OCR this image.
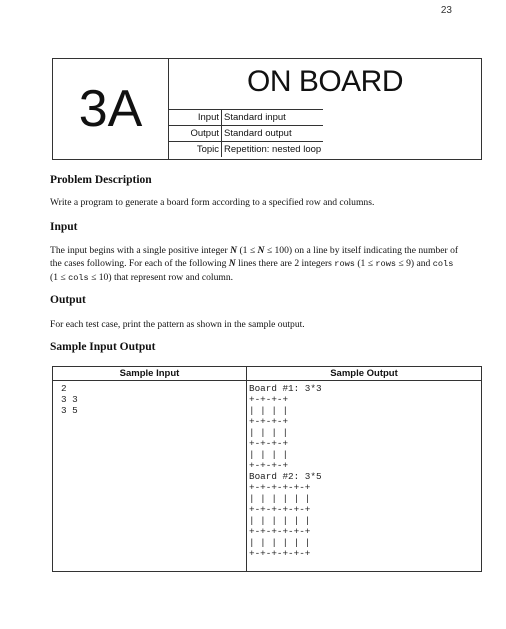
23
3A	ON BOARD
Input	Standard input
Output	Standard output
Topic	Repetition: nested loop
Problem Description
Write a program to generate a board form according to a specified row and columns.
Input
The input begins with a single positive integer N (1 ≤ N ≤ 100) on a line by itself indicating the number of the cases following. For each of the following N lines there are 2 integers rows (1 ≤ rows ≤ 9) and cols (1 ≤ cols ≤ 10) that represent row and column.
Output
For each test case, print the pattern as shown in the sample output.
Sample Input Output
Sample Input	Sample Output
2
3 3
3 5
Board #1: 3*3
+-+-+-+
| | | |
+-+-+-+
| | | |
+-+-+-+
| | | |
+-+-+-+
Board #2: 3*5
+-+-+-+-+-+
| | | | | |
+-+-+-+-+-+
| | | | | |
+-+-+-+-+-+
| | | | | |
+-+-+-+-+-+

**Exercise instructions**
In the copy, include no pictures; restate the listing above exactly.

**Result below**
OCR this image.
23
3A	ON BOARD
Input	Standard input
Output	Standard output
Topic	Repetition: nested loop
Problem Description
Write a program to generate a board form according to a specified row and columns.
Input
The input begins with a single positive integer N (1 ≤ N ≤ 100) on a line by itself indicating the number of the cases following. For each of the following N lines there are 2 integers rows (1 ≤ rows ≤ 9) and cols (1 ≤ cols ≤ 10) that represent row and column.
Output
For each test case, print the pattern as shown in the sample output.
Sample Input Output
Sample Input	Sample Output
2
3 3
3 5
Board #1: 3*3
+-+-+-+
| | | |
+-+-+-+
| | | |
+-+-+-+
| | | |
+-+-+-+
Board #2: 3*5
+-+-+-+-+-+
| | | | | |
+-+-+-+-+-+
| | | | | |
+-+-+-+-+-+
| | | | | |
+-+-+-+-+-+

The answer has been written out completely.